Given exercise
Each record below is to be copied word for word, with pictures removed.
-------- Records for this task --------
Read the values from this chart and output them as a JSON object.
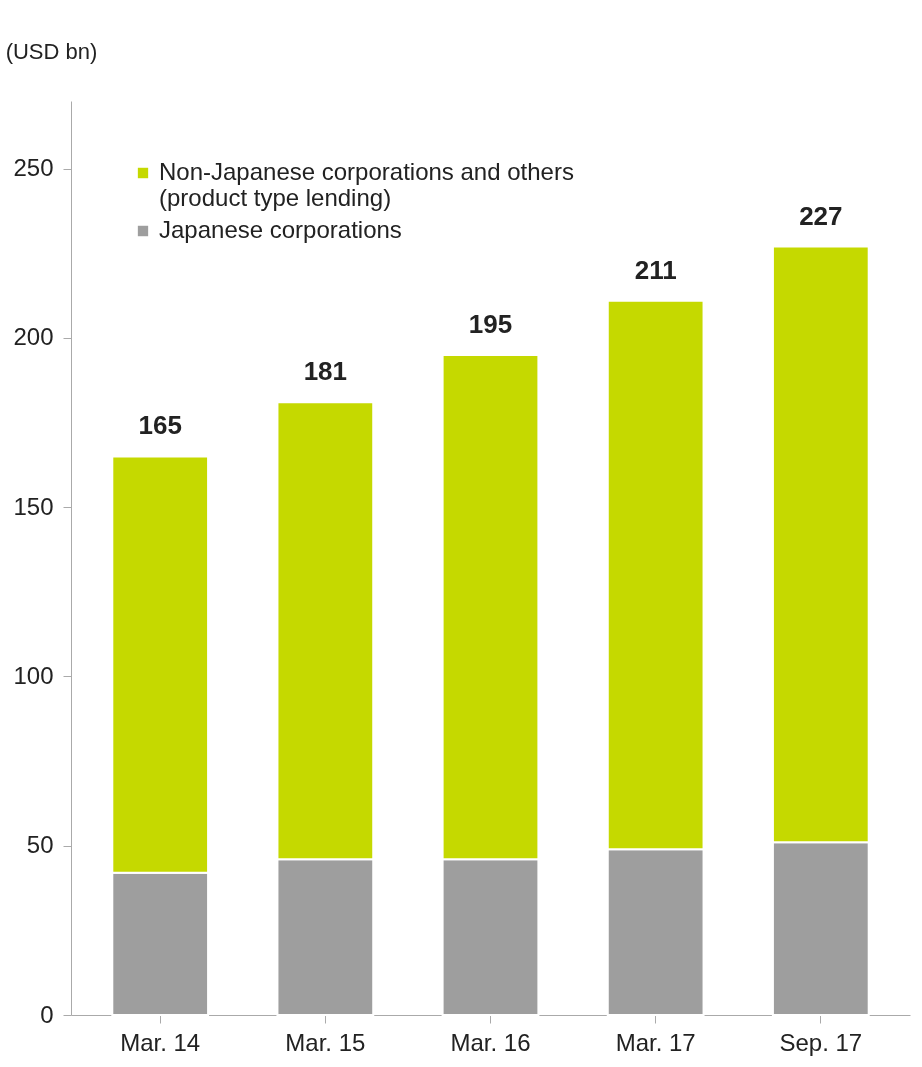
{
  "chart_data": {
    "type": "bar",
    "stacked": true,
    "ylabel": "(USD bn)",
    "categories": [
      "Mar. 14",
      "Mar. 15",
      "Mar. 16",
      "Mar. 17",
      "Sep. 17"
    ],
    "series": [
      {
        "name": "Japanese corporations",
        "color": "#9e9e9e",
        "values": [
          42,
          46,
          46,
          49,
          51
        ]
      },
      {
        "name": "Non-Japanese corporations and others\n(product type lending)",
        "color": "#c5d900",
        "values": [
          123,
          135,
          149,
          162,
          176
        ]
      }
    ],
    "totals": [
      "165",
      "181",
      "195",
      "211",
      "227"
    ],
    "ylim": [
      0,
      270
    ],
    "yticks": [
      0,
      50,
      100,
      150,
      200,
      250
    ],
    "grid": false,
    "legend": "top left"
  }
}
--------
Exercise result
Read the values from this chart and output them as a JSON object.
{
  "chart_data": {
    "type": "bar",
    "stacked": true,
    "ylabel": "(USD bn)",
    "categories": [
      "Mar. 14",
      "Mar. 15",
      "Mar. 16",
      "Mar. 17",
      "Sep. 17"
    ],
    "series": [
      {
        "name": "Japanese corporations",
        "color": "#9e9e9e",
        "values": [
          42,
          46,
          46,
          49,
          51
        ]
      },
      {
        "name": "Non-Japanese corporations and others\n(product type lending)",
        "color": "#c5d900",
        "values": [
          123,
          135,
          149,
          162,
          176
        ]
      }
    ],
    "totals": [
      "165",
      "181",
      "195",
      "211",
      "227"
    ],
    "ylim": [
      0,
      270
    ],
    "yticks": [
      0,
      50,
      100,
      150,
      200,
      250
    ],
    "grid": false,
    "legend": "top left"
  }
}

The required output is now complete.